Task directions: Find each line with the string "JSON" and copy it.

>> start Provided records

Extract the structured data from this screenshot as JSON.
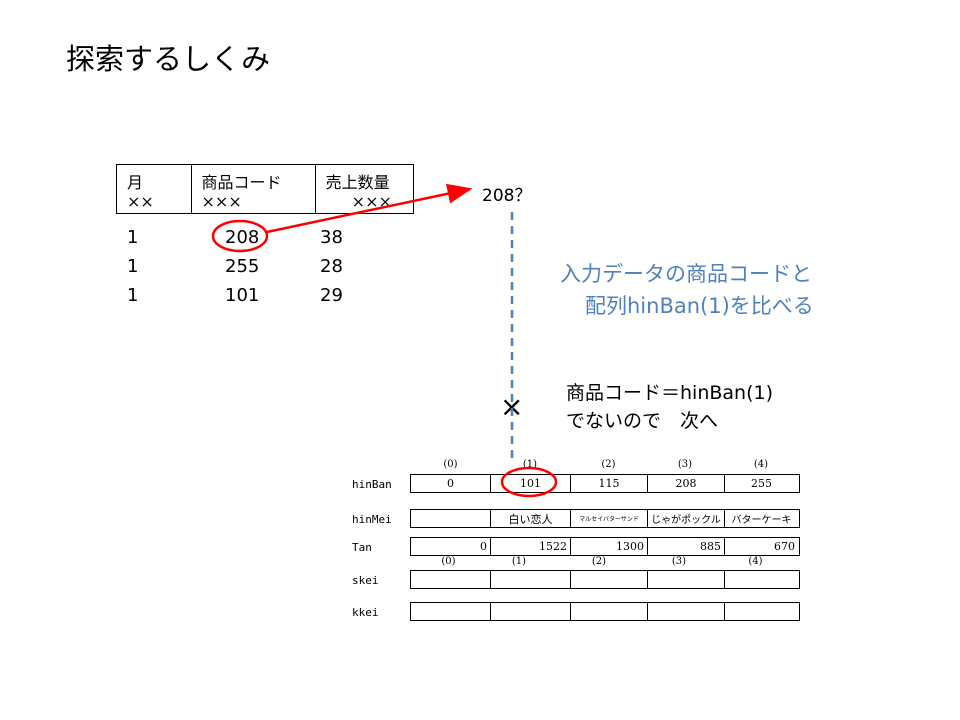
{
  "title": "探索するしくみ",
  "record_table": {
    "headers": [
      "月",
      "商品コード",
      "売上数量"
    ],
    "values": [
      "××",
      "×××",
      "×××"
    ]
  },
  "data_rows": [
    [
      "1",
      "208",
      "38"
    ],
    [
      "1",
      "255",
      "28"
    ],
    [
      "1",
      "101",
      "29"
    ]
  ],
  "query_label": "208？",
  "blue_note": [
    "入力データの商品コードと",
    "配列hinBan(1)を比べる"
  ],
  "compare_mark": "×",
  "compare_note": [
    "商品コード＝hinBan(1)",
    "でないので　次へ"
  ],
  "indices": [
    "(0)",
    "(1)",
    "(2)",
    "(3)",
    "(4)"
  ],
  "arrays": [
    {
      "label": "hinBan",
      "cells": [
        "0",
        "101",
        "115",
        "208",
        "255"
      ]
    },
    {
      "label": "hinMei",
      "cells": [
        "",
        "白い恋人",
        "マルセイバターサンド",
        "じゃがポックル",
        "バターケーキ"
      ]
    },
    {
      "label": "Tan",
      "cells": [
        "0",
        "1522",
        "1300",
        "885",
        "670"
      ]
    },
    {
      "label": "skei",
      "cells": [
        "",
        "",
        "",
        "",
        ""
      ]
    },
    {
      "label": "kkei",
      "cells": [
        "",
        "",
        "",
        "",
        ""
      ]
    }
  ],
  "colors": {
    "highlight": "#ff0000",
    "note": "#4f81bd",
    "dashed_line": "#4f81bd"
  }
}
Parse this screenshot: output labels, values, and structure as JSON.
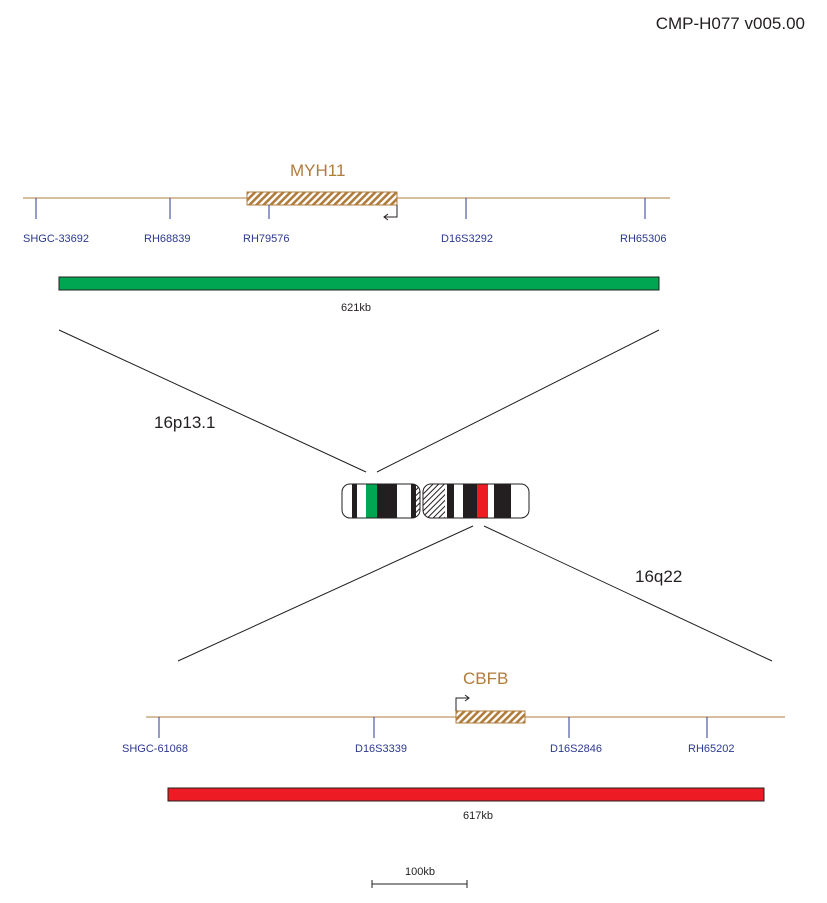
{
  "version_label": "CMP-H077 v005.00",
  "top_region": {
    "gene": "MYH11",
    "band": "16p13.1",
    "probe_size": "621kb",
    "probe_color": "#00a651",
    "markers": [
      "SHGC-33692",
      "RH68839",
      "RH79576",
      "D16S3292",
      "RH65306"
    ]
  },
  "bottom_region": {
    "gene": "CBFB",
    "band": "16q22",
    "probe_size": "617kb",
    "probe_color": "#ed1c24",
    "markers": [
      "SHGC-61068",
      "D16S3339",
      "D16S2846",
      "RH65202"
    ]
  },
  "scale_bar": {
    "label": "100kb"
  },
  "colors": {
    "backbone": "#b07c3c",
    "gene_fill": "#b07c3c",
    "marker_text": "#2b3990",
    "line": "#231f20"
  },
  "icons": [
    "chromosome-16-ideogram",
    "transcription-arrow-icon"
  ]
}
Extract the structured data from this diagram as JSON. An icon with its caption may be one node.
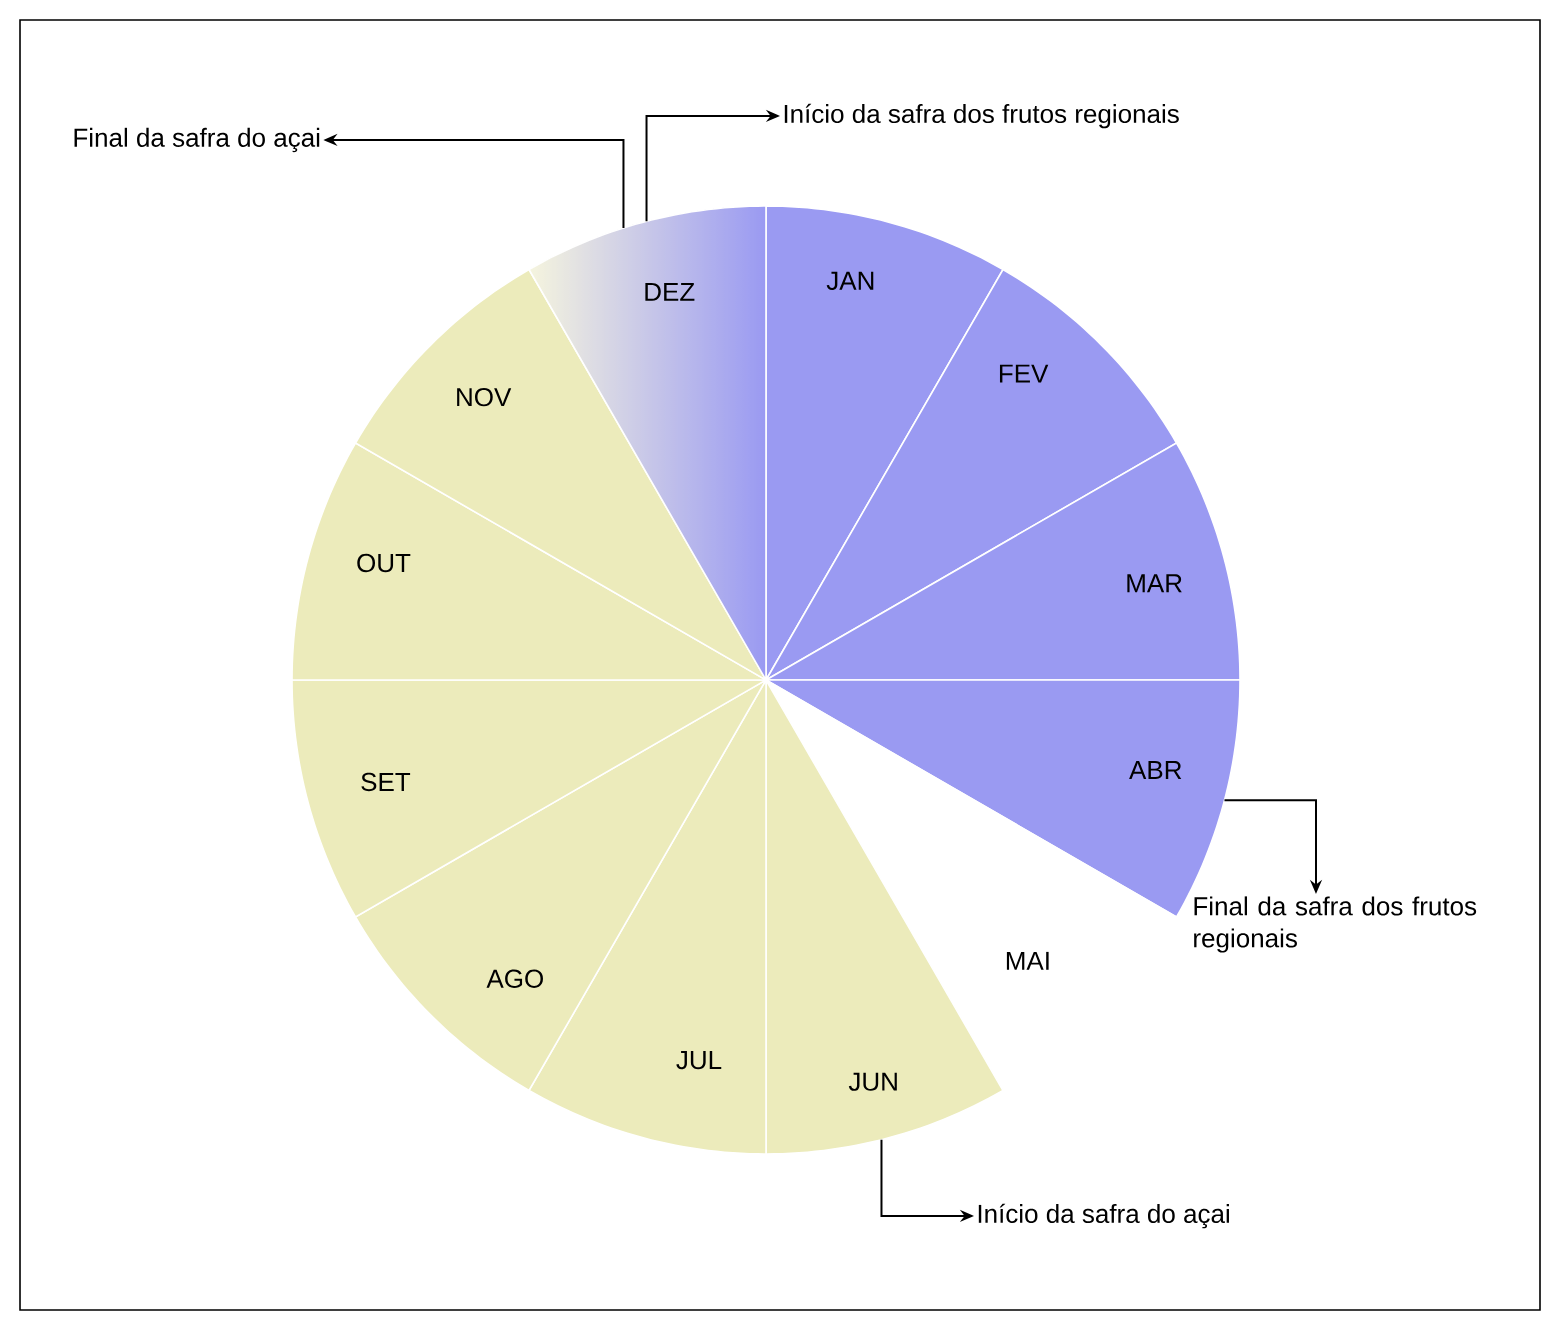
{
  "diagram": {
    "nodes": [
      {
        "text": [
          "JAN"
        ]
      },
      {
        "text": [
          "FEV"
        ]
      },
      {
        "text": [
          "MAR"
        ]
      },
      {
        "text": [
          "ABR"
        ]
      },
      {
        "text": [
          "MAI"
        ]
      },
      {
        "text": [
          "JUN"
        ]
      },
      {
        "text": [
          "JUL"
        ]
      },
      {
        "text": [
          "AGO"
        ]
      },
      {
        "text": [
          "SET"
        ]
      },
      {
        "text": [
          "OUT"
        ]
      },
      {
        "text": [
          "NOV"
        ]
      },
      {
        "text": [
          "DEZ"
        ]
      },
      {
        "text": [
          "Final da safra do açai"
        ]
      },
      {
        "text": [
          "Início da safra dos frutos regionais"
        ]
      },
      {
        "text": [
          "Final da safra dos frutos regionais"
        ]
      },
      {
        "text": [
          "Início da safra do açai"
        ]
      }
    ],
    "edges": [
      {
        "from": 11,
        "to": 12,
        "arrow": "to"
      },
      {
        "from": 11,
        "to": 13,
        "arrow": "to"
      },
      {
        "from": 3,
        "to": 14,
        "arrow": "to"
      },
      {
        "from": 5,
        "to": 15,
        "arrow": "to"
      }
    ]
  }
}
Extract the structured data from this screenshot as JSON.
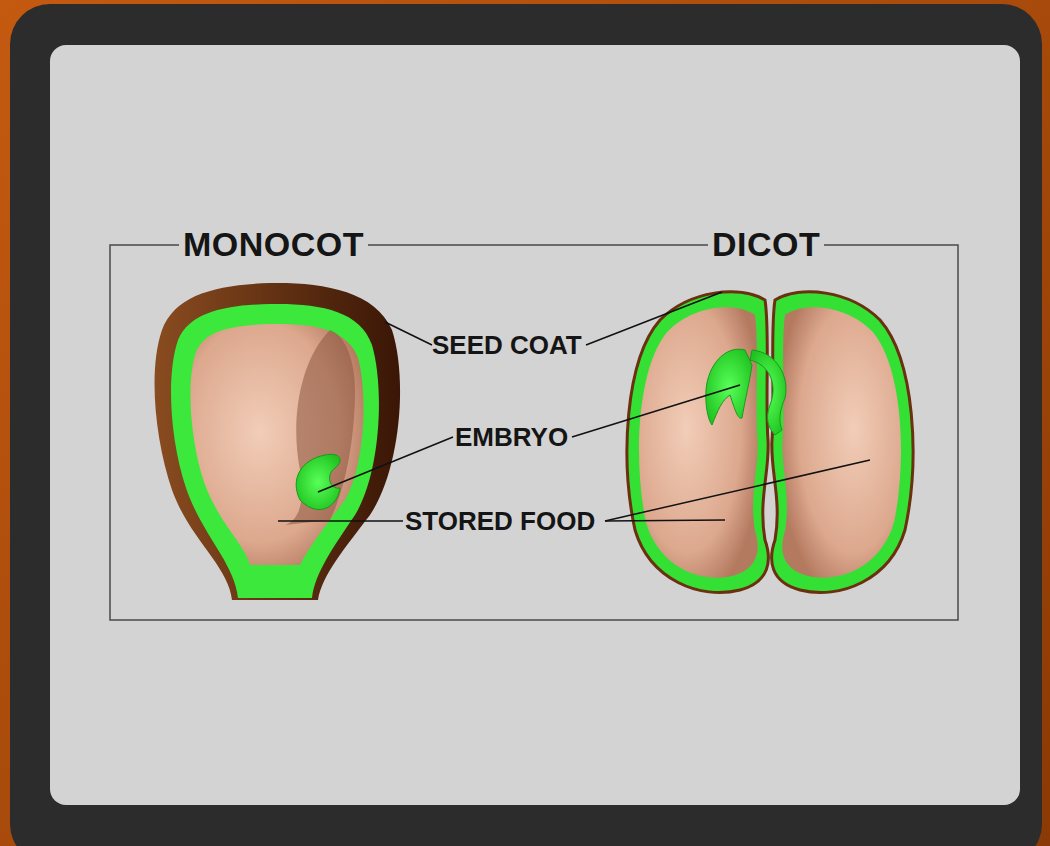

>> end Provided records

Exercise output:
Extract the structured data from this screenshot as JSON.
Parse this screenshot: output labels, values, and structure as JSON.
Extract the structured data from this diagram as JSON. An icon with its caption may be one node.
Extract the structured data from this screenshot as JSON.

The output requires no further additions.